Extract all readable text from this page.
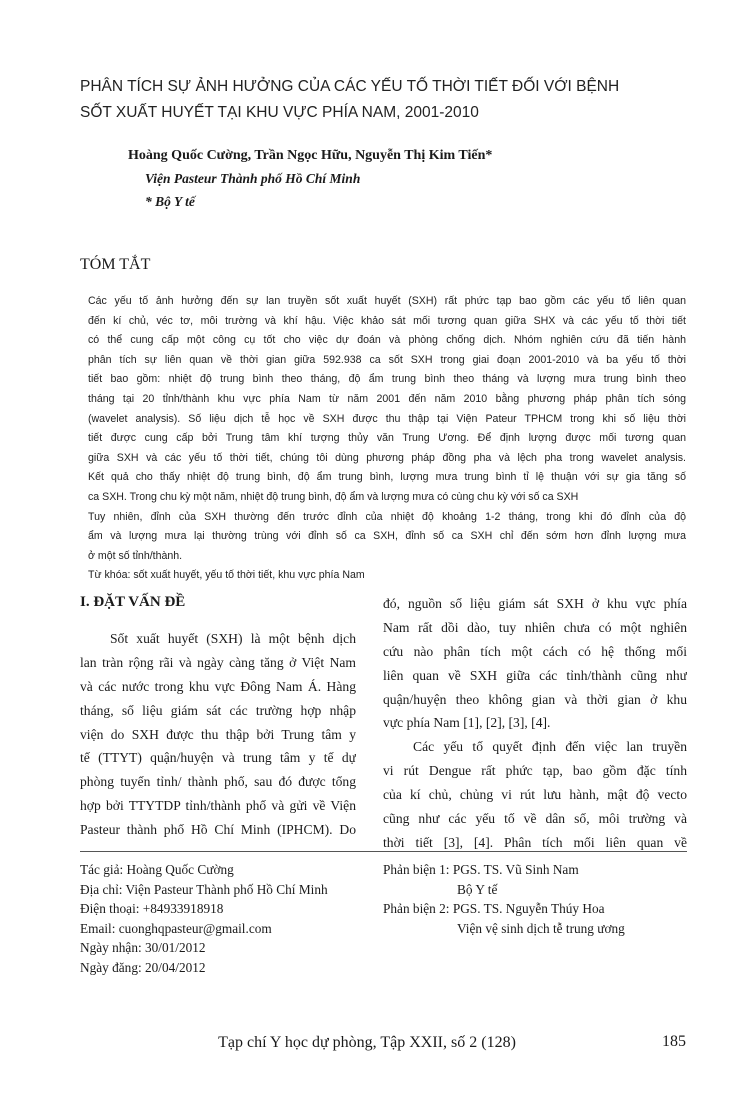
PHÂN TÍCH SỰ ẢNH HƯỞNG CỦA CÁC YẾU TỐ THỜI TIẾT ĐỐI VỚI BỆNH
SỐT XUẤT HUYẾT TẠI KHU VỰC PHÍA NAM, 2001-2010
Hoàng Quốc Cường, Trần Ngọc Hữu, Nguyễn Thị Kim Tiến*
Viện Pasteur Thành phố Hồ Chí Minh
* Bộ Y tế
TÓM TẮT
Các yếu tố ảnh hưởng đến sự lan truyền sốt xuất huyết (SXH) rất phức tạp bao gồm các yếu tố liên quan
đến kí chủ, véc tơ, môi trường và khí hậu. Việc khảo sát mối tương quan giữa SHX và các yếu tố thời tiết
có thể cung cấp một công cụ tốt cho việc dự đoán và phòng chống dịch. Nhóm nghiên cứu đã tiến hành
phân tích sự liên quan về thời gian giữa 592.938 ca sốt SXH trong giai đoạn 2001-2010 và ba yếu tố thời
tiết bao gồm: nhiệt độ trung bình theo tháng, độ ẩm trung bình theo tháng và lượng mưa trung bình theo
tháng tại 20 tỉnh/thành khu vực phía Nam từ năm 2001 đến năm 2010 bằng phương pháp phân tích sóng
(wavelet analysis). Số liệu dịch tễ học về SXH được thu thập tại Viện Pateur TPHCM trong khi số liệu thời
tiết được cung cấp bởi Trung tâm khí tượng thủy văn Trung Ương. Để định lượng được mối tương quan
giữa SXH và các yếu tố thời tiết, chúng tôi dùng phương pháp đồng pha và lệch pha trong wavelet analysis.
Kết quả cho thấy nhiệt độ trung bình, độ ẩm trung bình, lượng mưa trung bình tỉ lệ thuận với sự gia tăng số
ca SXH. Trong chu kỳ một năm, nhiệt độ trung bình, độ ẩm và lượng mưa có cùng chu kỳ với số ca SXH
Tuy nhiên, đỉnh của SXH thường đến trước đỉnh của nhiệt độ khoảng 1-2 tháng, trong khi đó đỉnh của độ
ẩm và lượng mưa lại thường trùng với đỉnh số ca SXH, đỉnh số ca SXH chỉ đến sớm hơn đỉnh lượng mưa
ở một số tỉnh/thành.
Từ khóa: sốt xuất huyết, yếu tố thời tiết, khu vực phía Nam
I. ĐẶT VẤN ĐỀ
Sốt xuất huyết (SXH) là một bệnh dịch
lan tràn rộng rãi và ngày càng tăng ở Việt Nam
và các nước trong khu vực Đông Nam Á. Hàng
tháng, số liệu giám sát các trường hợp nhập
viện do SXH được thu thập bởi Trung tâm y
tế (TTYT) quận/huyện và trung tâm y tế dự
phòng tuyến tỉnh/ thành phố, sau đó được tổng
hợp bởi TTYTDP tỉnh/thành phố và gửi về Viện
Pasteur thành phố Hồ Chí Minh (IPHCM). Do
đó, nguồn số liệu giám sát SXH ở khu vực phía
Nam rất dồi dào, tuy nhiên chưa có một nghiên
cứu nào phân tích một cách có hệ thống mối
liên quan về SXH giữa các tỉnh/thành cũng như
quận/huyện theo không gian và thời gian ở khu
vực phía Nam [1], [2], [3], [4].
Các yếu tố quyết định đến việc lan truyền
vi rút Dengue rất phức tạp, bao gồm đặc tính
của kí chủ, chủng vi rút lưu hành, mật độ vecto
cũng như các yếu tố về dân số, môi trường và
thời tiết [3], [4]. Phân tích mối liên quan về
Tác giả: Hoàng Quốc Cường
Địa chỉ: Viện Pasteur Thành phố Hồ Chí Minh
Điện thoại: +84933918918
Email: cuonghqpasteur@gmail.com
Ngày nhận: 30/01/2012
Ngày đăng: 20/04/2012
Phản biện 1: PGS. TS. Vũ Sinh Nam
Bộ Y tế
Phản biện 2: PGS. TS. Nguyễn Thúy Hoa
Viện vệ sinh dịch tễ trung ương
Tạp chí Y học dự phòng, Tập XXII, số 2 (128)	185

----

▶ **Description of the task**
Check all the records above and select each line where the string "nhiên" is found.

▶ **Response to this task**
Tuy nhiên, đỉnh của SXH thường đến trước đỉnh của nhiệt độ khoảng 1-2 tháng, trong khi đó đỉnh của độ
Nam rất dồi dào, tuy nhiên chưa có một nghiên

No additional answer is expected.